▸ EXERCISE PROMPT: From the entries below, copy out every line with "name" in it.

* START DATASET EXTRACT *

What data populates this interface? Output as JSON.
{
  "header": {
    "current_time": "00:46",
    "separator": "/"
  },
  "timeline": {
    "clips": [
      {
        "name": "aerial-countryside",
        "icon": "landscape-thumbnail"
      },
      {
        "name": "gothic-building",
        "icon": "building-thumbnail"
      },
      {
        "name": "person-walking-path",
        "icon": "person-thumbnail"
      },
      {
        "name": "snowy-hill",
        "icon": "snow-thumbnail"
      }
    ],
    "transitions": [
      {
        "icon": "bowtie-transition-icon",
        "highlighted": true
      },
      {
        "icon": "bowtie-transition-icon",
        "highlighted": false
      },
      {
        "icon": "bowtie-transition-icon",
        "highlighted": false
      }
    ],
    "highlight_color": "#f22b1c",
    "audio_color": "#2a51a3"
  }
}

* END DATASET EXTRACT *

▸ EXERCISE RESULT:
        "name": "aerial-countryside",
        "name": "gothic-building",
        "name": "person-walking-path",
        "name": "snowy-hill",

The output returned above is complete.